◆ Provided records ◆
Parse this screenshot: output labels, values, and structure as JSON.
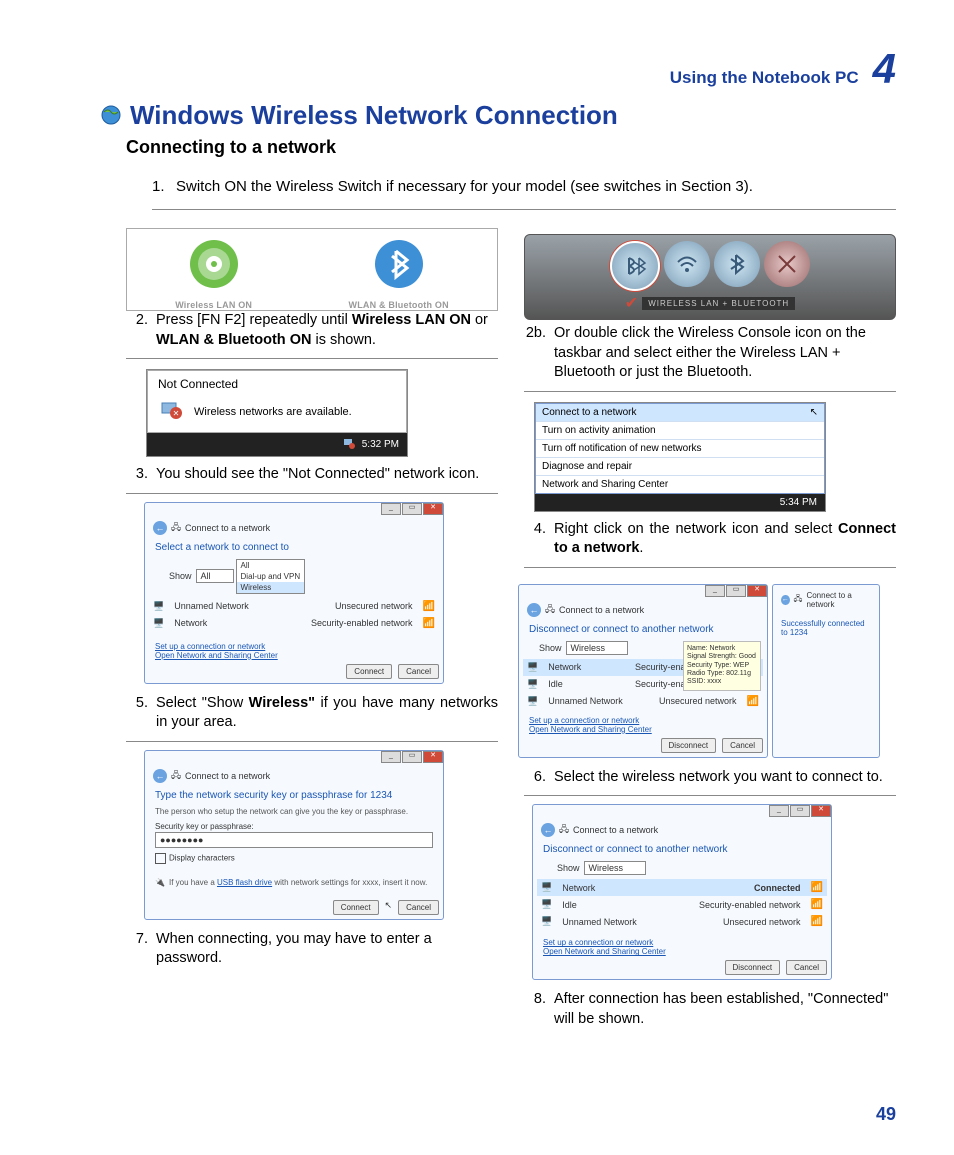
{
  "header": {
    "chapter_title": "Using the Notebook PC",
    "chapter_num": "4"
  },
  "title": "Windows Wireless Network Connection",
  "subtitle": "Connecting to a network",
  "step1": {
    "n": "1.",
    "text": "Switch ON the Wireless Switch if necessary for your model (see switches in Section 3)."
  },
  "fig_icons": {
    "left_caption": "Wireless LAN ON",
    "right_caption": "WLAN & Bluetooth ON"
  },
  "step2": {
    "n": "2.",
    "pre": "Press [FN F2] repeatedly until ",
    "b1": "Wireless LAN ON",
    "mid": " or ",
    "b2": "WLAN & Bluetooth ON",
    "post": " is shown."
  },
  "console": {
    "label": "WIRELESS LAN + BLUETOOTH"
  },
  "step2b": {
    "n": "2b.",
    "text": "Or double click the Wireless Console icon on the taskbar and select either the Wireless LAN + Bluetooth or just the Bluetooth."
  },
  "tooltip3": {
    "title": "Not Connected",
    "text": "Wireless networks are available."
  },
  "time3": "5:32 PM",
  "step3": {
    "n": "3.",
    "text": "You should see the \"Not Connected\" network icon."
  },
  "menu4": {
    "items": [
      "Connect to a network",
      "Turn on activity animation",
      "Turn off notification of new networks",
      "Diagnose and repair",
      "Network and Sharing Center"
    ]
  },
  "time4": "5:34 PM",
  "step4": {
    "n": "4.",
    "pre": "Right click on the network icon and select ",
    "b": "Connect to a network",
    "post": "."
  },
  "win5": {
    "header": "Connect to a network",
    "title": "Select a network to connect to",
    "show_label": "Show",
    "show_value": "All",
    "dd_opts": [
      "All",
      "Dial-up and VPN",
      "Wireless"
    ],
    "rows": [
      {
        "name": "Unnamed Network",
        "sec": "Unsecured network"
      },
      {
        "name": "Network",
        "sec": "Security-enabled network"
      }
    ],
    "links": [
      "Set up a connection or network",
      "Open Network and Sharing Center"
    ],
    "btn1": "Connect",
    "btn2": "Cancel"
  },
  "step5": {
    "n": "5.",
    "pre": "Select \"Show ",
    "b": "Wireless\"",
    "post": " if you have many networks in your area."
  },
  "win6": {
    "header": "Connect to a network",
    "title": "Disconnect or connect to another network",
    "show_label": "Show",
    "show_value": "Wireless",
    "rows": [
      {
        "name": "Network",
        "sec": "Security-enabled network"
      },
      {
        "name": "Idle",
        "sec": "Security-enabled network"
      },
      {
        "name": "Unnamed Network",
        "sec": "Unsecured network"
      }
    ],
    "tip": "Name: Network\nSignal Strength: Good\nSecurity Type: WEP\nRadio Type: 802.11g\nSSID: xxxx",
    "links": [
      "Set up a connection or network",
      "Open Network and Sharing Center"
    ],
    "btn1": "Disconnect",
    "btn2": "Cancel",
    "side_header": "Connect to a network",
    "side_msg": "Successfully connected to 1234"
  },
  "step6": {
    "n": "6.",
    "text": "Select the wireless network you want to connect to."
  },
  "win7": {
    "header": "Connect to a network",
    "title": "Type the network security key or passphrase for 1234",
    "sub": "The person who setup the network can give you the key or passphrase.",
    "field_label": "Security key or passphrase:",
    "field_value": "●●●●●●●●",
    "chk": "Display characters",
    "tip_pre": "If you have a ",
    "tip_link": "USB flash drive",
    "tip_post": " with network settings for xxxx, insert it now.",
    "btn1": "Connect",
    "btn2": "Cancel"
  },
  "step7": {
    "n": "7.",
    "text": "When connecting, you may have to enter a password."
  },
  "win8": {
    "header": "Connect to a network",
    "title": "Disconnect or connect to another network",
    "show_label": "Show",
    "show_value": "Wireless",
    "rows": [
      {
        "name": "Network",
        "sec": "Connected"
      },
      {
        "name": "Idle",
        "sec": "Security-enabled network"
      },
      {
        "name": "Unnamed Network",
        "sec": "Unsecured network"
      }
    ],
    "links": [
      "Set up a connection or network",
      "Open Network and Sharing Center"
    ],
    "btn1": "Disconnect",
    "btn2": "Cancel"
  },
  "step8": {
    "n": "8.",
    "text": "After connection has been established, \"Connected\" will be shown."
  },
  "page_num": "49"
}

◆ What the exercise asks ◆
Look through the data and show every line containing "Type".

◆ Exercise response ◆
    "tip": "Name: Network\nSignal Strength: Good\nSecurity Type: WEP\nRadio Type: 802.11g\nSSID: xxxx",
    "title": "Type the network security key or passphrase for 1234",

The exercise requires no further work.